ВЫБРАННЫЙ ФРАГМЕНТ
################
Например, когда Герман ищет подходящее заглавие для своего сочинения:
Т1: …assuredly I had at one time invented a title, something beginning with «Memoirs of a — of a what? I could not remember, and anyway, „Memoirs“ seemed dreadfully dull and commonplace» (Набоков 1966: 211).
…мне казалось, что я какое-то заглавие в свое время придумал, что-то начинавшееся на «Записки…» — но чьи записки, — не помнил, — и вообще «Записки» ужасно банально и скучно (Набоков 1934/1936: 192).
Тут можно видеть игру часто обсуждаемым историками литературы долгом Достоевского Гоголю (например, Тынянов 1921/1975). Соответственно, Т2 = «Записки из подполья» (1864) — переименованный Набоковым сардонически в «Memoirs from a Mousehole» (вместо принятого английского заглавия «Notes from the Underground») в его лекции по Достоевскому (Набоков 1981: 115). И Т3 = «Записки сумасшедшего» (1834).
Можно добавить, что причинные связи между «Записками» Гоголя и Достоевского раскрываются самим Достоевским, когда он заставляет своего подпольного мемуариста открыто рассуждать о своем гоголевском предшественнике, помещенном в сумасшедший дом «в виде „испанского короля“» (Достоевский 1956–8 (IV): 171).
11. По существу аналогичную связь можно увидеть в следующем примере:
Т1: «Mist, vapor… in the mist a chord that quivers». No, that's not verse, that's from old Dusty's great book, Crime and Slime. Sorry: Schuld and Suhne (Набоков 1966: 187).
«Дым, туман, струна дрожит в тумане». Это не стишок, это из романа Достоевского «Кровь и слюни». Пардон, «Шульд унд Зюне» (Набоков 1934/1936: 169).
Герман здесь опять рассуждает о собственных литературных достижениях. Сравнить это можно с «Преступлением и наказанием» (1865–6), где следователь Порфирий Петрович оценивает достижения Раскольникова:
Т2: «Дым, туман, струна звенит в тумане. Статья ваша нелепа и фантастична, но в ней мелькает такая искренность, в ней гордость юная и неподкупная, в ней смелость отчаяния» (Достоевский 1956–8 (V): 471).
В последней фразе можно также обнаружить источник набоковского заглавия: «Отчаяние». В другом месте Герман привлекает внимание тем, что имеет «grotesque resemblance to Rascalnikov» (Набоков 1966: 199), «карикатурное сходство с Раскольниковым» (Набоков 1934/1936: 181). Но сам Достоевский использовал уже другой источник, который в свою очередь заключается в «Записках сумасшедшего» Гоголя:
Т3: …сизый туман стелется под ногами; струна звенит в тумане (Гоголь 1973(1): 597).
################
ЗАДАНИЯ
**1.** Под каким заглавием Набоков упоминает «Записки из подполья» в своей лекции по Достоевскому согласно фрагменту о литературных источниках «Отчаяния»?
**2.** Продолжите фрагмент о литературных источниках «Отчаяния» с того места, где он заканчивается.

ВЫДЕРЖКИ ИЗ ДАННЫХ
################
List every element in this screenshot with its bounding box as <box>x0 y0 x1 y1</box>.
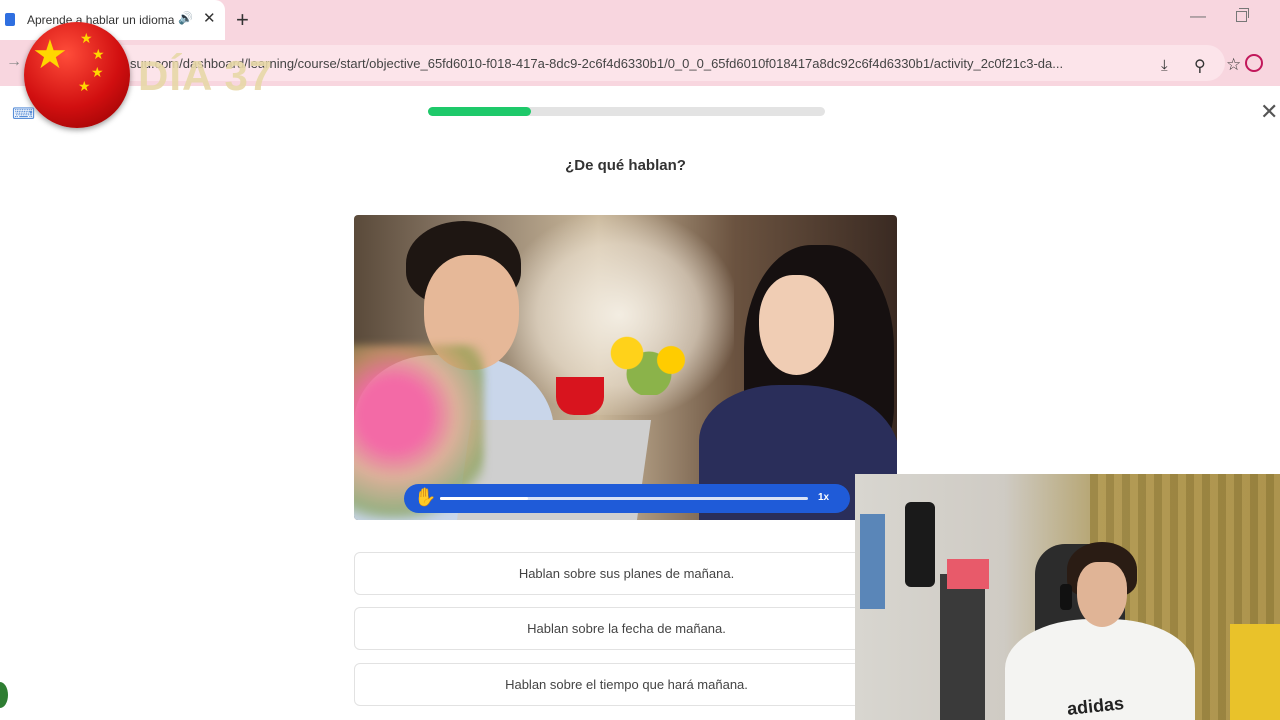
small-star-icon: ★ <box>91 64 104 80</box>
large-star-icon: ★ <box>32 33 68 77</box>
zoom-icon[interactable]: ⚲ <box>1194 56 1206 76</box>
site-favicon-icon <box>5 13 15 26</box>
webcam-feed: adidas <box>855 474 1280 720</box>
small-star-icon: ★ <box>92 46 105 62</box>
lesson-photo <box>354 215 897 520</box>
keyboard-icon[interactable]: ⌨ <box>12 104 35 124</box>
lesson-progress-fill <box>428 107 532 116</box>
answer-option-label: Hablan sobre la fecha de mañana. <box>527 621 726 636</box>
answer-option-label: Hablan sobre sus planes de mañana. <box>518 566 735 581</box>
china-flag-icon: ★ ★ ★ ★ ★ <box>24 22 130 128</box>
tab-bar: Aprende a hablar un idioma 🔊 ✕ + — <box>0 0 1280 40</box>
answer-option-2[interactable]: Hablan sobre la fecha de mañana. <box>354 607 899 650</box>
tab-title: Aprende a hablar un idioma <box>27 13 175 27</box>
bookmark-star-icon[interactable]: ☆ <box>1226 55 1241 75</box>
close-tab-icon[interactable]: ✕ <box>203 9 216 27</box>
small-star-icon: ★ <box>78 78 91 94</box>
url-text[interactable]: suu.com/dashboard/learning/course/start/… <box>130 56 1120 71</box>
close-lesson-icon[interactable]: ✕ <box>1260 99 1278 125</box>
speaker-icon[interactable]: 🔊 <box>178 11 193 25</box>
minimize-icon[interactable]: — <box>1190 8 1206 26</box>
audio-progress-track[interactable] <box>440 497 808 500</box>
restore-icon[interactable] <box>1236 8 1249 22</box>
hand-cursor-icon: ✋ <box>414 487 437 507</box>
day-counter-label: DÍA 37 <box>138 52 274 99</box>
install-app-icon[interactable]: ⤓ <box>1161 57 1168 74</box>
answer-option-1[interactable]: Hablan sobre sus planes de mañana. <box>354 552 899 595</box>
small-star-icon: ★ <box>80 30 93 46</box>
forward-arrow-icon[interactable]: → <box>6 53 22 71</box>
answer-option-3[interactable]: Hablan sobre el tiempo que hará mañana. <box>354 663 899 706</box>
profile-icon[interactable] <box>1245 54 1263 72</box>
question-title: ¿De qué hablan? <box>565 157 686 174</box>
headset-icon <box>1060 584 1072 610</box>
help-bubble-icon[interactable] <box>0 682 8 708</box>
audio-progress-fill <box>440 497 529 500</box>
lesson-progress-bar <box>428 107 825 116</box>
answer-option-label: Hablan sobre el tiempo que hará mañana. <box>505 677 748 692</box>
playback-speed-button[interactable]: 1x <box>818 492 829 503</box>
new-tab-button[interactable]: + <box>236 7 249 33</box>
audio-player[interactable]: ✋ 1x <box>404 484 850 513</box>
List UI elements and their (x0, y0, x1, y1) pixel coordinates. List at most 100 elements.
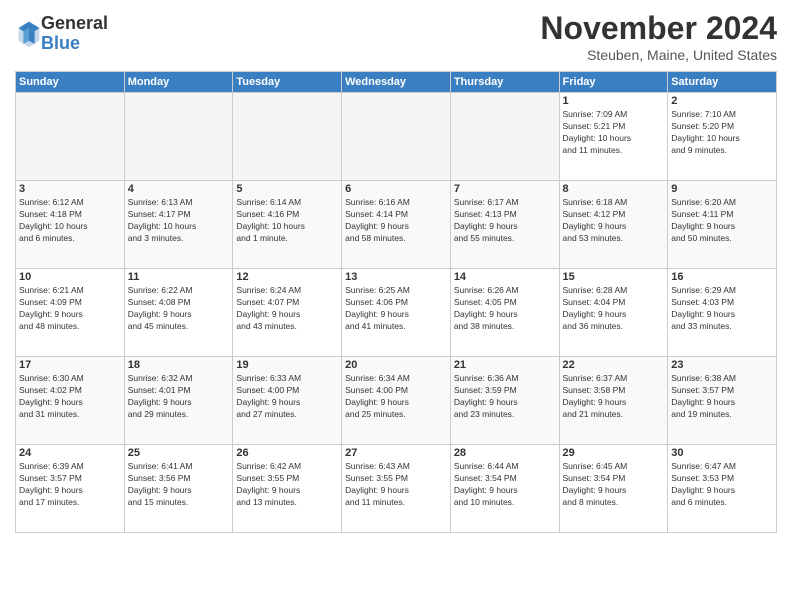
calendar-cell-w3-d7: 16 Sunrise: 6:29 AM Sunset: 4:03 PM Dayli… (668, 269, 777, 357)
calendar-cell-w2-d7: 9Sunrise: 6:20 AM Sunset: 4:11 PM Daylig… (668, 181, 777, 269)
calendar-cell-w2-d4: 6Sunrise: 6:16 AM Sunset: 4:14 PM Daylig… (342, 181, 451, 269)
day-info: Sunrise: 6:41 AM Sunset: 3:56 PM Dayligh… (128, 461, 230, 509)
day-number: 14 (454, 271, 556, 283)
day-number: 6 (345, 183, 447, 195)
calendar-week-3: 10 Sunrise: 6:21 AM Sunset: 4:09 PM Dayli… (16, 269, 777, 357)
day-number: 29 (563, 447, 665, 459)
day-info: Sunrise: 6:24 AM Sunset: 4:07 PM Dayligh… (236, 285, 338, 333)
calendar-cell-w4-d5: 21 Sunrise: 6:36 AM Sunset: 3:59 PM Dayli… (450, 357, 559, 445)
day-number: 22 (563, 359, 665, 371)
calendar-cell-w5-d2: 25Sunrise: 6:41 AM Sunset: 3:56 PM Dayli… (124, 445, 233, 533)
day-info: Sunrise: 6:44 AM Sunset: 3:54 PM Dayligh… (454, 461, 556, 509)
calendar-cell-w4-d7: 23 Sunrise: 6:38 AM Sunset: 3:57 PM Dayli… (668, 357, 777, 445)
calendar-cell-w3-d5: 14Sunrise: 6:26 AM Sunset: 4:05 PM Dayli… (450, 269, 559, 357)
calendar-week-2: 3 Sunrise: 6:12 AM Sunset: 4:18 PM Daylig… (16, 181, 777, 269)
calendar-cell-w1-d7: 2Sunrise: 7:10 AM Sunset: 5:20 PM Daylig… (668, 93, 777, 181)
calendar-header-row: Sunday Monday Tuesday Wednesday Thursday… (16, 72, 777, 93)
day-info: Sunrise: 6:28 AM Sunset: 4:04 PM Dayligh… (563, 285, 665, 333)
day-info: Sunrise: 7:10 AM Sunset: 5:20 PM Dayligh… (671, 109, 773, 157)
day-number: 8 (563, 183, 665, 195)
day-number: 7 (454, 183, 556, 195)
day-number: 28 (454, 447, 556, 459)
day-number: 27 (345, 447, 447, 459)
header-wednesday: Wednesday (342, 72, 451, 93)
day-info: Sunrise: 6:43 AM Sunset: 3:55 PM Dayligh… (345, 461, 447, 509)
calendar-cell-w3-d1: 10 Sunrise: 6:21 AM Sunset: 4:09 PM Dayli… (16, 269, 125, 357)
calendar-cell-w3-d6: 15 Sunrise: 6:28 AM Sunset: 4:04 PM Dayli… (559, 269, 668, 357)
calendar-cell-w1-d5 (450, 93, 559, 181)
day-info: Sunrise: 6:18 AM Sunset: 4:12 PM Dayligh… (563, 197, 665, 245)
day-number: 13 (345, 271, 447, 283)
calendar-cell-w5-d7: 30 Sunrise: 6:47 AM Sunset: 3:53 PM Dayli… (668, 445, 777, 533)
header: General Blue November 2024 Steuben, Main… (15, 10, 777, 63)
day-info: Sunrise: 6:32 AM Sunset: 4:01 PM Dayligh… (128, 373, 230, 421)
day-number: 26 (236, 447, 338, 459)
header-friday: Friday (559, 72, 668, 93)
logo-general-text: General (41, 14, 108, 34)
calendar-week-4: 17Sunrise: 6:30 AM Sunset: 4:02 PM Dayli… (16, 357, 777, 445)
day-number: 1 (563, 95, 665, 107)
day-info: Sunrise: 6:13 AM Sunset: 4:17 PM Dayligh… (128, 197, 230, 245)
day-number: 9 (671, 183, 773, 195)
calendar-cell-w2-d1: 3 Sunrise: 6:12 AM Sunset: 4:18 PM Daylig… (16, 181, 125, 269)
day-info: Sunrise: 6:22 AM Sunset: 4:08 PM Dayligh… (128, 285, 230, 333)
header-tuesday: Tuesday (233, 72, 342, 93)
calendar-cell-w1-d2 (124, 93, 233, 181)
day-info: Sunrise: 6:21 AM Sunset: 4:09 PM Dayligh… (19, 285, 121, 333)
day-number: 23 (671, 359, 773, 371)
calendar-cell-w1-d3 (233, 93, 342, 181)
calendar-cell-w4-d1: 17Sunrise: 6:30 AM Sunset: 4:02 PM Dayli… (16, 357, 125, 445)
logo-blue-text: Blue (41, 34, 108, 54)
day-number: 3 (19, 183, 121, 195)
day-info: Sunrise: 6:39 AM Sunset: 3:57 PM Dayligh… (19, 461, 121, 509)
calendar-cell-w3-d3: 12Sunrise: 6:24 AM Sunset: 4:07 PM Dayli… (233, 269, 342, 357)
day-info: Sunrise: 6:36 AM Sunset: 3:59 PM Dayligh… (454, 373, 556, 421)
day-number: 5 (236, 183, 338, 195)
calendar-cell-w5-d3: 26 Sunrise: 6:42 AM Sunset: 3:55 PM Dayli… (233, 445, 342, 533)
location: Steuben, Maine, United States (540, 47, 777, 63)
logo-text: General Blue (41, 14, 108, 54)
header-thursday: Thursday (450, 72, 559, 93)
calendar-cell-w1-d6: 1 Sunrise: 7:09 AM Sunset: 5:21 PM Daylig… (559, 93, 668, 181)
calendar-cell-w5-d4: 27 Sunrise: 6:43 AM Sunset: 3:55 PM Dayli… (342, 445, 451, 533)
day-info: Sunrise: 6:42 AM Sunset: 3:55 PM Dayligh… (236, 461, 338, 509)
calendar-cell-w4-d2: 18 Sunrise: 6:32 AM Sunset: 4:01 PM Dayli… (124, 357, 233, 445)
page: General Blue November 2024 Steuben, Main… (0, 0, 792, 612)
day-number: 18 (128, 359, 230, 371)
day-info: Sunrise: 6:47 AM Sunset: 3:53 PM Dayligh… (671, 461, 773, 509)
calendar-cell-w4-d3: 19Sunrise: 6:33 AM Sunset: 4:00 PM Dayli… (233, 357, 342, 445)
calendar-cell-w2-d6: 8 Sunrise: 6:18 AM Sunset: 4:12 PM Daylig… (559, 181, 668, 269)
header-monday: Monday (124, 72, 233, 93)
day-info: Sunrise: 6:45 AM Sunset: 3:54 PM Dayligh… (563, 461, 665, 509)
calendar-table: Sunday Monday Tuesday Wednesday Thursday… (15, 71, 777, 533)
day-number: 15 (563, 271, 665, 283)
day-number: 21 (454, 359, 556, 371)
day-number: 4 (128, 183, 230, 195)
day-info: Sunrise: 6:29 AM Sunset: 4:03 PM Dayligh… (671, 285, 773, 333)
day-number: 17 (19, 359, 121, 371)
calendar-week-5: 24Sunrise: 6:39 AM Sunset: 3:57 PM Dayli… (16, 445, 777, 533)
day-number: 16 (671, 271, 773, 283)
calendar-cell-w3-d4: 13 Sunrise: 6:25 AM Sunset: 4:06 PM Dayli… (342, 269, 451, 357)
################
ОТВЕТЫ
**1.** «Memoirs from a Mousehole».

**2.**
Набоков → Достоевский → Гоголь.
12. В заключение мы хотели бы более широко (хотя и коротко) истолковать мотивацию подобных стратегий в контексте модернистской поэтики Набокова.
13. С одной стороны, стратегия полигенетичности у Набокова, и с таким же успехом у других авторов, способствует созданию эффекта «культурного синтеза» (термин Мейер 1988)[385].
Во всеобщих поисках синтеза можно увидеть отличительную черту модернистских писателей начиная с Белого и Джойса (ср., например, Песонен 1987). Мы хотели бы отметить, что в текстах Набокова могут также переплетаться разные культурные контексты. Это хорошо согласуется с его публично высказанной точкой зрения, в соответствии с которой в искусстве нет жестких культурных или национальных границ. («The writer's art is his real passport»[386] (Набоков 1973: 63).) Такой космополитический акцент Набоков делает чаще в поздних романах, например, в «Ada».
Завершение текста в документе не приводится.